▶ MATERIAL PROVIDED

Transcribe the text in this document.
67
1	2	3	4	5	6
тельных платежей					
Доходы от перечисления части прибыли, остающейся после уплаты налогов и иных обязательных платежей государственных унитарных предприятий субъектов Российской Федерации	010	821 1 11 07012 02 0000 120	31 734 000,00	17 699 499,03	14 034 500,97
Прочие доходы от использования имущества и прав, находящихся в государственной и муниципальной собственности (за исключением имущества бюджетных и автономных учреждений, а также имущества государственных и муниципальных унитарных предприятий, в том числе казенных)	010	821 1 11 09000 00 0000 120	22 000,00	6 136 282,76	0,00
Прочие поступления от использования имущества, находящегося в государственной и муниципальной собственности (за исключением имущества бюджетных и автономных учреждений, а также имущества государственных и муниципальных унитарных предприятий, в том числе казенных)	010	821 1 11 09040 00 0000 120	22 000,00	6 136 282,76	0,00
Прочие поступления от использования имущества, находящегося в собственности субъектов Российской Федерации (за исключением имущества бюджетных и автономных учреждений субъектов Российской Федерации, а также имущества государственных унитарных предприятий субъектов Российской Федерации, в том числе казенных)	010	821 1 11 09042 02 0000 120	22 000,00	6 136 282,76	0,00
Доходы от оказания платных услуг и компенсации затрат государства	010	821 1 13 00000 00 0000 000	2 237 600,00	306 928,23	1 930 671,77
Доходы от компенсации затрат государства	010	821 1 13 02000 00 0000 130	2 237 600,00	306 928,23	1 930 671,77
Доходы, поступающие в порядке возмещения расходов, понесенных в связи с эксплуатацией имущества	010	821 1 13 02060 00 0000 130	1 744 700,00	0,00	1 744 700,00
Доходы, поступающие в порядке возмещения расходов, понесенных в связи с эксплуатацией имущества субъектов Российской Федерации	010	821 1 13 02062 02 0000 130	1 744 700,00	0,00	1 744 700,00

▶ WRITTEN EXERCISE
Go through the material and select each line with the string "расходов" in it.

▶ THE COMPLETED TASK
Доходы, поступающие в порядке возмещения расходов, понесенных в связи с эксплуатацией имущества	010	821 1 13 02060 00 0000 130	1 744 700,00	0,00	1 744 700,00
Доходы, поступающие в порядке возмещения расходов, понесенных в связи с эксплуатацией имущества субъектов Российской Федерации	010	821 1 13 02062 02 0000 130	1 744 700,00	0,00	1 744 700,00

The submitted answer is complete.